Aim
Copy, from the entries below, each line in which the string "CLUB" appears.

Data entries:

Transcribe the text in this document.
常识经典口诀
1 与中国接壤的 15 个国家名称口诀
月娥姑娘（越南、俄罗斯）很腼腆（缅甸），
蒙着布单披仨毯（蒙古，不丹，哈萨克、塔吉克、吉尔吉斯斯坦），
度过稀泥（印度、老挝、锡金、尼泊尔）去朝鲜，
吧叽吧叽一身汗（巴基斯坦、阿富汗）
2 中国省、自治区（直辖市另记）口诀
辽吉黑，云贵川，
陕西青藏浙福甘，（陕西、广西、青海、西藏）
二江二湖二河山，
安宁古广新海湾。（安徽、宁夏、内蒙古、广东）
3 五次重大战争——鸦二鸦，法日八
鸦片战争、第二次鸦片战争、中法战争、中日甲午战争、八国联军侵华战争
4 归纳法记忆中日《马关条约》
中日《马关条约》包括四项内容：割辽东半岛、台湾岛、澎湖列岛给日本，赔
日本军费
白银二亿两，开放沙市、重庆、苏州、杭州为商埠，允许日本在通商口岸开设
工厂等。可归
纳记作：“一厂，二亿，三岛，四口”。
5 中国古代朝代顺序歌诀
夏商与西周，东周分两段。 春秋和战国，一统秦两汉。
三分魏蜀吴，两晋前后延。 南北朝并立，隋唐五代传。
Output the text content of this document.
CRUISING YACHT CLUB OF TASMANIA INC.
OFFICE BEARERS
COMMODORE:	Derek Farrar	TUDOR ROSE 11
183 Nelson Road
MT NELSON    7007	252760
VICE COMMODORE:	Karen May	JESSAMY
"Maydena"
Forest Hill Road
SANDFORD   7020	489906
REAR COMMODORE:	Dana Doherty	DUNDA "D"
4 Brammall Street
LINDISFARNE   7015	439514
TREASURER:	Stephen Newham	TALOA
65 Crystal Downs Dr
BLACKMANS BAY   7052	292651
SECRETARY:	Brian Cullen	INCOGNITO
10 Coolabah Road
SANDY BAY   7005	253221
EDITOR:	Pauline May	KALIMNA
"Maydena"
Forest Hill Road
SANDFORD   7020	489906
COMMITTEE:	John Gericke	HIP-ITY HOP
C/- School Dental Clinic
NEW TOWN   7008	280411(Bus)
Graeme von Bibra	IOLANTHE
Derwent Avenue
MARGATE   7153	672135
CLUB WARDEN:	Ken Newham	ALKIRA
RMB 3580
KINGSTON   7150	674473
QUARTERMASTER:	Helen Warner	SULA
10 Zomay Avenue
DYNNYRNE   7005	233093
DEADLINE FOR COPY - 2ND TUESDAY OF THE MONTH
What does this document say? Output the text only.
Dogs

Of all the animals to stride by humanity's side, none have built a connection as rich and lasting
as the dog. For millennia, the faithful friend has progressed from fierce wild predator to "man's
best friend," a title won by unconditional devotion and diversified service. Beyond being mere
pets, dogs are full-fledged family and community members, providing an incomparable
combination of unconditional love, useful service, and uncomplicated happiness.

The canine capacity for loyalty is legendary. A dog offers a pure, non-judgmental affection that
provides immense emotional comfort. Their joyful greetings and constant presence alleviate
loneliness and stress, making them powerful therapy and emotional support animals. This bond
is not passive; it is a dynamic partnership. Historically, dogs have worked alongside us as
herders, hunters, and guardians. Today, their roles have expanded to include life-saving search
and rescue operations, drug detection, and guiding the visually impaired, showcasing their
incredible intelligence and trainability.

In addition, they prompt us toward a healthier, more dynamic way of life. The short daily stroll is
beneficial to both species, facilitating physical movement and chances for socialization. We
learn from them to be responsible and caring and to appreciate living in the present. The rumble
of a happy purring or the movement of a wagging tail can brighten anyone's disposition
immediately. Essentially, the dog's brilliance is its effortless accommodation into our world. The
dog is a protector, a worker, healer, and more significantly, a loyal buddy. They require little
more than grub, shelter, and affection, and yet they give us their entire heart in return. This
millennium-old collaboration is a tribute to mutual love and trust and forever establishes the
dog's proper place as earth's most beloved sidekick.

Worked answer
CRUISING YACHT CLUB OF TASMANIA INC.
CLUB WARDEN:	Ken Newham	ALKIRA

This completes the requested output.